[[ Source material, beginning ]]
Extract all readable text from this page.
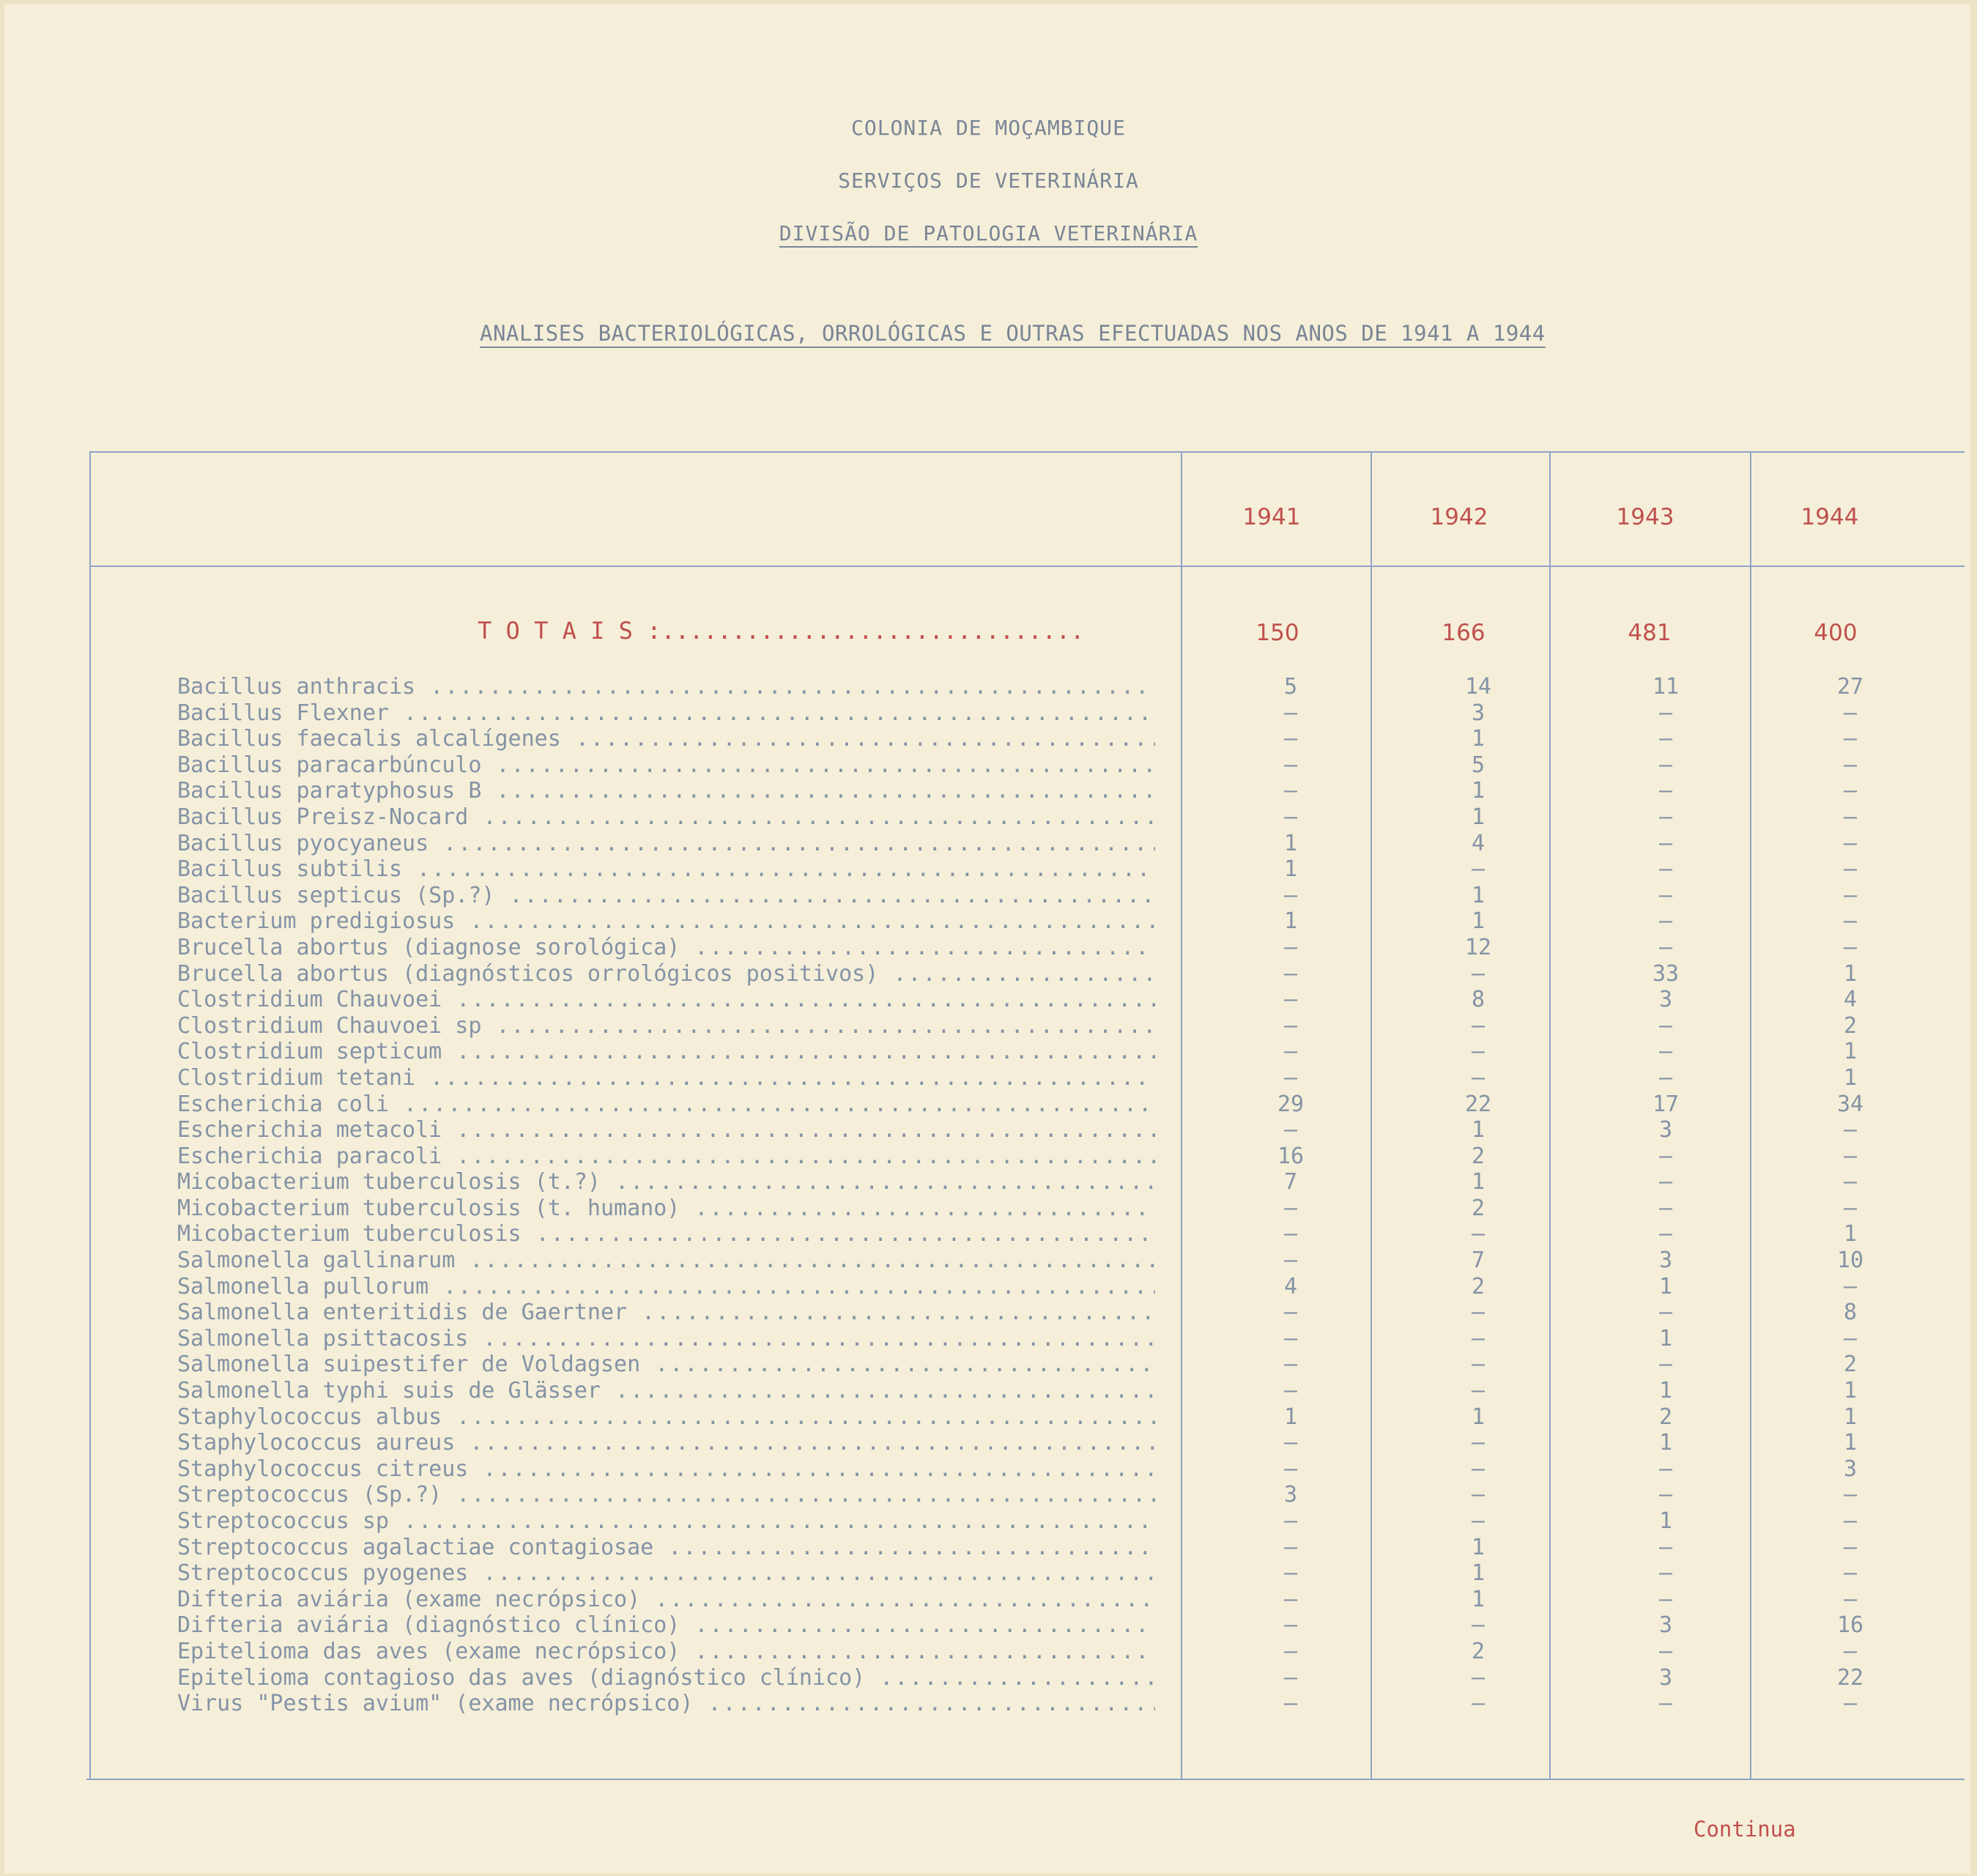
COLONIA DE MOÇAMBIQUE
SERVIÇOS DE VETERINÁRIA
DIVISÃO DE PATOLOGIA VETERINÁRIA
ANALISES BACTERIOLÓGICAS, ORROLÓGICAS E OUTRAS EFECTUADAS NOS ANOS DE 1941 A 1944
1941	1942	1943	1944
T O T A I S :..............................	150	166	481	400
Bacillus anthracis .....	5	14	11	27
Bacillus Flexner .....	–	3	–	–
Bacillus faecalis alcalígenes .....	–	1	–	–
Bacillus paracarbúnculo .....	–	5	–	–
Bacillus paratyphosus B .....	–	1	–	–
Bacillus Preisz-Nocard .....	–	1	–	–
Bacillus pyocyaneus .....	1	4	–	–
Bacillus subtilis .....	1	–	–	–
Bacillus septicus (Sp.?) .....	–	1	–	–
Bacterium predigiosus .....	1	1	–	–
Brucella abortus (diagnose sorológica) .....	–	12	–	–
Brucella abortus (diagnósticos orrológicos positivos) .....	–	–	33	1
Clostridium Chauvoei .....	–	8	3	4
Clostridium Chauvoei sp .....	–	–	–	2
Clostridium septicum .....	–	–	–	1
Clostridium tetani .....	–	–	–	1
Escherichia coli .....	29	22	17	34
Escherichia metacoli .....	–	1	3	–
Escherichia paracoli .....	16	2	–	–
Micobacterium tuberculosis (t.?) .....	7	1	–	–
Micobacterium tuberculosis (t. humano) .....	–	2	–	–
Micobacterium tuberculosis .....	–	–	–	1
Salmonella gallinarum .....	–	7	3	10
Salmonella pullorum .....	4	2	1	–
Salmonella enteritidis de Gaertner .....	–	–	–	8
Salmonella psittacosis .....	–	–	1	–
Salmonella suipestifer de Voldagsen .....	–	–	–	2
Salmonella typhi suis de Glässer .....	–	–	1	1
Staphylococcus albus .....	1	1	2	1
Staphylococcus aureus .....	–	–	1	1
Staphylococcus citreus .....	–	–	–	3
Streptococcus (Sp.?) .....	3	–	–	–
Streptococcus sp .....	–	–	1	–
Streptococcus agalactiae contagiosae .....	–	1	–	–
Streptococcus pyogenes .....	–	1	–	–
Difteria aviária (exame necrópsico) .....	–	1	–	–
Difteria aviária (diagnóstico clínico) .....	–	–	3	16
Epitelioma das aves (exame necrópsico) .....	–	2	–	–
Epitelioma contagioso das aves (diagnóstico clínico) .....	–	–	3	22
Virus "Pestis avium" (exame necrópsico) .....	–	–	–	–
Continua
[[ Source material, end ]]
[[ Source material, beginning ]]
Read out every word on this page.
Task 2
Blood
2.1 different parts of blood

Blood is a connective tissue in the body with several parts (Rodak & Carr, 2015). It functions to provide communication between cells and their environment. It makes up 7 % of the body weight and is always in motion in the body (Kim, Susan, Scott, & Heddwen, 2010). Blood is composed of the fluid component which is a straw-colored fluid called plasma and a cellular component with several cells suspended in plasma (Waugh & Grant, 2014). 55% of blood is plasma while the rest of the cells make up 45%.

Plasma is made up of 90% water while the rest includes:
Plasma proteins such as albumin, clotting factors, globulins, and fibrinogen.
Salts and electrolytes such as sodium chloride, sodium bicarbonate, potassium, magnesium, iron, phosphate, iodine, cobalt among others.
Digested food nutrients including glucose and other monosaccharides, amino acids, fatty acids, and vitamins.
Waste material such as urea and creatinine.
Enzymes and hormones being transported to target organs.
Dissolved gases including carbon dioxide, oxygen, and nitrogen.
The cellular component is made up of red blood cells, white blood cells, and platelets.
[[ Source material, end ]]
→ **Work request**
Return all lines above that mention the word "clínico".

→ **Expected answer**
Difteria aviária (diagnóstico clínico) .....	–	–	3	16
Epitelioma contagioso das aves (diagnóstico clínico) .....	–	–	3	22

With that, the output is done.